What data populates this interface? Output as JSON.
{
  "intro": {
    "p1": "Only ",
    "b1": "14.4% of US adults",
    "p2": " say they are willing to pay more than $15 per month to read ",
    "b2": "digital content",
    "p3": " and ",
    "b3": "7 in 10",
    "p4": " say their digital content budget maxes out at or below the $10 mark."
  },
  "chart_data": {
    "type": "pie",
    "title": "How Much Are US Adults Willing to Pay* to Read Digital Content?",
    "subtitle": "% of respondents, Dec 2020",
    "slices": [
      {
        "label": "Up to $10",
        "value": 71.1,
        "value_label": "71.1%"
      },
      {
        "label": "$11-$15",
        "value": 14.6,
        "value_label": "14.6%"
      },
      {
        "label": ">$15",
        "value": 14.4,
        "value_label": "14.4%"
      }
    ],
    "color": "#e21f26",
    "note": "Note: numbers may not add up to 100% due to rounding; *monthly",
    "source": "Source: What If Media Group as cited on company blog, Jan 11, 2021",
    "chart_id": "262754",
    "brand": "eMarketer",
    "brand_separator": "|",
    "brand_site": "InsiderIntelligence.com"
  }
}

---------------

EXERCISE BRIEF ->
Write the material out exactly, with nothing left out.

EXERCISE RESULT ->
What data populates this interface? Output as JSON.
{
  "intro": {
    "p1": "Only ",
    "b1": "14.4% of US adults",
    "p2": " say they are willing to pay more than $15 per month to read ",
    "b2": "digital content",
    "p3": " and ",
    "b3": "7 in 10",
    "p4": " say their digital content budget maxes out at or below the $10 mark."
  },
  "chart_data": {
    "type": "pie",
    "title": "How Much Are US Adults Willing to Pay* to Read Digital Content?",
    "subtitle": "% of respondents, Dec 2020",
    "slices": [
      {
        "label": "Up to $10",
        "value": 71.1,
        "value_label": "71.1%"
      },
      {
        "label": "$11-$15",
        "value": 14.6,
        "value_label": "14.6%"
      },
      {
        "label": ">$15",
        "value": 14.4,
        "value_label": "14.4%"
      }
    ],
    "color": "#e21f26",
    "note": "Note: numbers may not add up to 100% due to rounding; *monthly",
    "source": "Source: What If Media Group as cited on company blog, Jan 11, 2021",
    "chart_id": "262754",
    "brand": "eMarketer",
    "brand_separator": "|",
    "brand_site": "InsiderIntelligence.com"
  }
}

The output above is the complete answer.